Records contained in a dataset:
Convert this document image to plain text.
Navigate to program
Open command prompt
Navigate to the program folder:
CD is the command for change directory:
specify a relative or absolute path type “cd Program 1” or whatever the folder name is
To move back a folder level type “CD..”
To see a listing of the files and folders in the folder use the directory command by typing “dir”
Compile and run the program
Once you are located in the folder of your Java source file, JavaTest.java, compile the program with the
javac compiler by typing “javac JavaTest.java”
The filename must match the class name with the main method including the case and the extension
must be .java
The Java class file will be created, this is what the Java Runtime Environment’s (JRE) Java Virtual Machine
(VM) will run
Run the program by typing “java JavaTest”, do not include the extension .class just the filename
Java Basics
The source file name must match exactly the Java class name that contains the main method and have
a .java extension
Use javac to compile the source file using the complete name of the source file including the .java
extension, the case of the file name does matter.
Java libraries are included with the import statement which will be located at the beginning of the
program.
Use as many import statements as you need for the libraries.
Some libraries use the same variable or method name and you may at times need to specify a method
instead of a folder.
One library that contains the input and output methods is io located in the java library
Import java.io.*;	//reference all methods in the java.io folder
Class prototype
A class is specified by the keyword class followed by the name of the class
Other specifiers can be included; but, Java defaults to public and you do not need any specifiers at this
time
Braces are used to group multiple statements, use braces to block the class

...

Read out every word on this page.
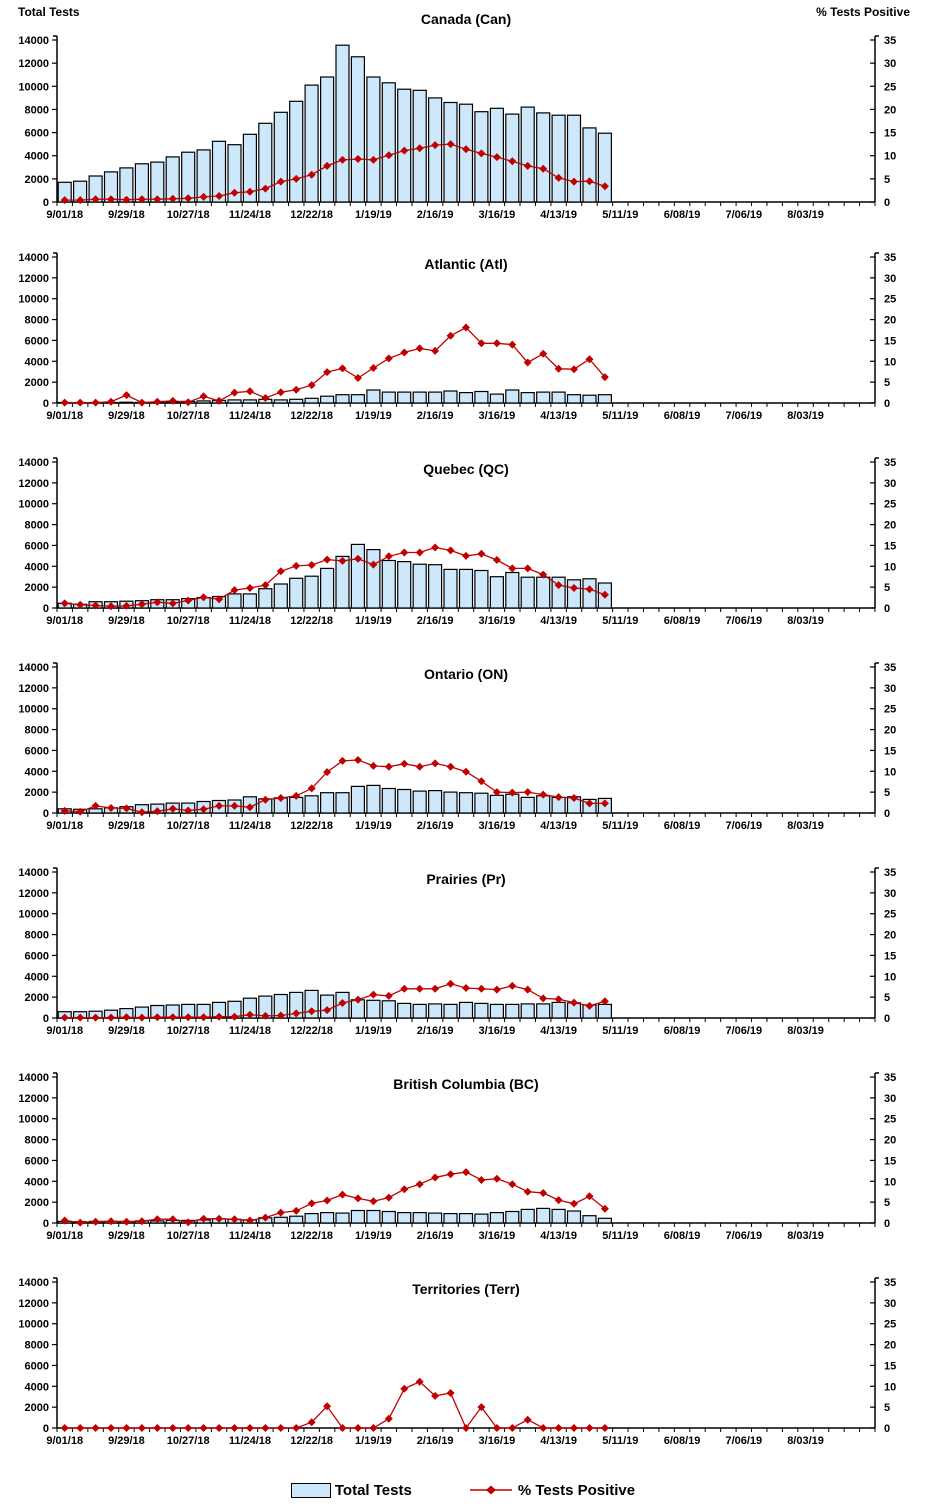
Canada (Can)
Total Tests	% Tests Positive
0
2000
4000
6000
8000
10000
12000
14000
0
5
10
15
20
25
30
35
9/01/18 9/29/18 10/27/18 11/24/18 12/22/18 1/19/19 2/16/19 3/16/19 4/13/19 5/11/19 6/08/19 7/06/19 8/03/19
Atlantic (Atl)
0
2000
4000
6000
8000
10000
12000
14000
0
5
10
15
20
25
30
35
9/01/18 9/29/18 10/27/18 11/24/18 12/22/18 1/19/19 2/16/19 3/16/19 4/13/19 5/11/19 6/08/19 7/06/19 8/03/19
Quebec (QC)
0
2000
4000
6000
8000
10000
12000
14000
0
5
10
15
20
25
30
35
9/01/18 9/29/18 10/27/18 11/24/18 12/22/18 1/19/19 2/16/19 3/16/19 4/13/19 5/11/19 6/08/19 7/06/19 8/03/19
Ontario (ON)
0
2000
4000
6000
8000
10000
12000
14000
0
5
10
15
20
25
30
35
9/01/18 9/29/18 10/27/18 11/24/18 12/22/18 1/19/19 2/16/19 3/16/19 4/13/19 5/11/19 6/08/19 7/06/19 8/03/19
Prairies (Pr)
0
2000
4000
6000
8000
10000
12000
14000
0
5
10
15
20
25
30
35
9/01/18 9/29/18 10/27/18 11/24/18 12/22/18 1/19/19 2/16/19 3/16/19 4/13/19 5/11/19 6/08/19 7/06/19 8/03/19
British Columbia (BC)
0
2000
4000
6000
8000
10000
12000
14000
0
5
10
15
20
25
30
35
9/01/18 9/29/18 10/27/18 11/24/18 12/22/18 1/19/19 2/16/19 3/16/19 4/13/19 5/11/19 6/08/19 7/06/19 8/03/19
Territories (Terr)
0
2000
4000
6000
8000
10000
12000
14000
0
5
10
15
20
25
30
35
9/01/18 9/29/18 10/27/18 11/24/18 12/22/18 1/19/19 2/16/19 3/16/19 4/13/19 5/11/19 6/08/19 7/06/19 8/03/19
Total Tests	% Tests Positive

• _What the task requires_
Filter the records above for "methods" and copy every matching line.

• _Result_
One library that contains the input and output methods is io located in the java library
Import java.io.*;	//reference all methods in the java.io folder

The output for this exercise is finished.